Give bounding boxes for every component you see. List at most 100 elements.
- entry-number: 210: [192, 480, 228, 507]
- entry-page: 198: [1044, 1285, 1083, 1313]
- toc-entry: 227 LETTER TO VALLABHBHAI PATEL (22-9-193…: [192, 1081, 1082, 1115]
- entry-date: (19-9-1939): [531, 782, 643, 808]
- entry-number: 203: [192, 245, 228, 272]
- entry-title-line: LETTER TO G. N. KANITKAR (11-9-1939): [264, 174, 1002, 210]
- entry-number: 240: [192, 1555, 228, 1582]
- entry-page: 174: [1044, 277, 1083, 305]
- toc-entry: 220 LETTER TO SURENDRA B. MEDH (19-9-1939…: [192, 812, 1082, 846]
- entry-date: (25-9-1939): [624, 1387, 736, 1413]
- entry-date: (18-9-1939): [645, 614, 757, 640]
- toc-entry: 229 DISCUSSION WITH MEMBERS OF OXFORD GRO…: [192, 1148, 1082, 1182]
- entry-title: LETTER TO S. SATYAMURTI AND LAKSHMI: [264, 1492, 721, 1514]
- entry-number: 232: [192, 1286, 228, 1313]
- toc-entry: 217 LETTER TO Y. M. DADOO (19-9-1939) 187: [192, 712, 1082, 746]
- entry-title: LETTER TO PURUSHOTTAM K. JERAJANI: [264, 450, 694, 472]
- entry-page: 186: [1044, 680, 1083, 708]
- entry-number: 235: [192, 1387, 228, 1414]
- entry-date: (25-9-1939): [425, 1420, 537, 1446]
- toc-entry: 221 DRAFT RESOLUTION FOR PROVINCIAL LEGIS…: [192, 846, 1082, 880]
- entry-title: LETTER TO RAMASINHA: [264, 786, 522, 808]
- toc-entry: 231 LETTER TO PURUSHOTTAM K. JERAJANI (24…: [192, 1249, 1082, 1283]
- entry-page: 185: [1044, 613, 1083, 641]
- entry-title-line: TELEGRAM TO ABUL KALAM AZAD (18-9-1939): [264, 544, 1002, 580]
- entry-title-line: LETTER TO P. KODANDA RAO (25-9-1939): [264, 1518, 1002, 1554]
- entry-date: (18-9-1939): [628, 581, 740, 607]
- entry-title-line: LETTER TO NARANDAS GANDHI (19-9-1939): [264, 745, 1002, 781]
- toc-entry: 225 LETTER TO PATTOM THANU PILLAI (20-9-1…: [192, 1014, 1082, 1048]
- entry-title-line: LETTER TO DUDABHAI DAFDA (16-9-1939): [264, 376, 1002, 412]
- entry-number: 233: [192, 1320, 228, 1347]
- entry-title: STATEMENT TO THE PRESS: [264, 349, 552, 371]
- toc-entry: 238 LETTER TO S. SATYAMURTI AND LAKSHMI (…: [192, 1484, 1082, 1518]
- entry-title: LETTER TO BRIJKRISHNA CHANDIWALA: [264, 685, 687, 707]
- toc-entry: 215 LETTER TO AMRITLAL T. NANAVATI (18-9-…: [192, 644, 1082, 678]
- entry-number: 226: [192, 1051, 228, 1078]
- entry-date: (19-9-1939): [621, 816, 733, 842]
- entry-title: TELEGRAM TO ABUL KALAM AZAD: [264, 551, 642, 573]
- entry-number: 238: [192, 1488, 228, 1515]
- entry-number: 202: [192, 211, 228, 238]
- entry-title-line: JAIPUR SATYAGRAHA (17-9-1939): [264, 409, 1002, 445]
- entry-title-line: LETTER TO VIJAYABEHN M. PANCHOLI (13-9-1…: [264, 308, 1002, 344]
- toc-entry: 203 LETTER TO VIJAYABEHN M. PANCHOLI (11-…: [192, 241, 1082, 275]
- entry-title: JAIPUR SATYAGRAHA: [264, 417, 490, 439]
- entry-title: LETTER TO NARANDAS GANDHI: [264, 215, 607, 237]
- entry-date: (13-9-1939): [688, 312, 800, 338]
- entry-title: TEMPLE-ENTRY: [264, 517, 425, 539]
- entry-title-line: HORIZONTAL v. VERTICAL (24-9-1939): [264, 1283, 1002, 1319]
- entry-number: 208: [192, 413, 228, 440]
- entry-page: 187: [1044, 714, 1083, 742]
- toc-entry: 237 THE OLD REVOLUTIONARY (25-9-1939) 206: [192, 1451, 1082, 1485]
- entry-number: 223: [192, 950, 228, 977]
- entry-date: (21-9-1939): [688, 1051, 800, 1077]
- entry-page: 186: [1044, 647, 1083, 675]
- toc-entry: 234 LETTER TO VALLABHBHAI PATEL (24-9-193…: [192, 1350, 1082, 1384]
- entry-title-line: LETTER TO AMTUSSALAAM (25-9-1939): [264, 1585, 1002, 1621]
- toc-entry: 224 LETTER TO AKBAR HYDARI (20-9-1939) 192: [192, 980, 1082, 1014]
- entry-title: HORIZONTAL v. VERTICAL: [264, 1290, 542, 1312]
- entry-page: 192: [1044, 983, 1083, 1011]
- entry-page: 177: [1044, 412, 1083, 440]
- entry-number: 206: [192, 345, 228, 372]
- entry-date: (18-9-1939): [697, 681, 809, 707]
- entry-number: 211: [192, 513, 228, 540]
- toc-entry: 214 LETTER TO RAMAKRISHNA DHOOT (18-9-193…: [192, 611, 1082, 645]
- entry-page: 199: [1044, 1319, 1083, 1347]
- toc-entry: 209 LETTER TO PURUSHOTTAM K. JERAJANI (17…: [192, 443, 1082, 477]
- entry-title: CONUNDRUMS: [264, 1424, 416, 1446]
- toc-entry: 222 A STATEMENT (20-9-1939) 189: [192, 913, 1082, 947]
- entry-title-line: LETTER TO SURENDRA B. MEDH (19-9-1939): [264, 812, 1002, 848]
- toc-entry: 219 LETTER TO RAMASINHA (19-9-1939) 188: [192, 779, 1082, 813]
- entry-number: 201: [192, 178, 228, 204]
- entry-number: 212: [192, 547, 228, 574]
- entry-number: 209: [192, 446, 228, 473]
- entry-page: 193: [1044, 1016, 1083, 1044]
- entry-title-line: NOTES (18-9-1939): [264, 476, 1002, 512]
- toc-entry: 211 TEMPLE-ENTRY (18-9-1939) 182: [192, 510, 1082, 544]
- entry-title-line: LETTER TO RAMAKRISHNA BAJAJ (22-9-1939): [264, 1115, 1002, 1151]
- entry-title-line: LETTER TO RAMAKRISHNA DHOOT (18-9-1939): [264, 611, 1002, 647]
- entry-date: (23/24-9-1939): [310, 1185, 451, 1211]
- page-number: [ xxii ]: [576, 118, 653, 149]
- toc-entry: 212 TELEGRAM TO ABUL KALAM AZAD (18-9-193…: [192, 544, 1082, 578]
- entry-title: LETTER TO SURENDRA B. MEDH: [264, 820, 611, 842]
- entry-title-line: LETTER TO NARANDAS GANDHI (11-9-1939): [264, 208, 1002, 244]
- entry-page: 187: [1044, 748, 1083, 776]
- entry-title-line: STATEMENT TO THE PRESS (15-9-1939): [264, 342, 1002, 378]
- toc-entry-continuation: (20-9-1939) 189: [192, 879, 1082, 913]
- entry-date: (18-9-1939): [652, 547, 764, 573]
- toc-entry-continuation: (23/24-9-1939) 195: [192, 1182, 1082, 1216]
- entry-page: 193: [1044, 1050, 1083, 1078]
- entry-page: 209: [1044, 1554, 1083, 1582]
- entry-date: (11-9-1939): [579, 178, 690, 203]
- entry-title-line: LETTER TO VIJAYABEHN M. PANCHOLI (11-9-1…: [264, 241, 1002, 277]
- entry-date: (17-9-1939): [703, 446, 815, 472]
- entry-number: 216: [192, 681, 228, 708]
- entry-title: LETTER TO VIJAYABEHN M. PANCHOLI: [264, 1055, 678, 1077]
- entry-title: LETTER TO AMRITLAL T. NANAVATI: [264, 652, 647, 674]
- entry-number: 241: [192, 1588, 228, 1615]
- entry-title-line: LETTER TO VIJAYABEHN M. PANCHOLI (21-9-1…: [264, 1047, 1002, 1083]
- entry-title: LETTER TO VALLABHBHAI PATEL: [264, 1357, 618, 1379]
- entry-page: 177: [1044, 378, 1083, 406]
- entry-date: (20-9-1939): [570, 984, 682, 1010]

_GOAL OF THE EXERCISE_
Tally the lines of the records that contain the string "GANDHI", treating case as significant, and state only the resulting number.

_SOLUTION BELOW_
3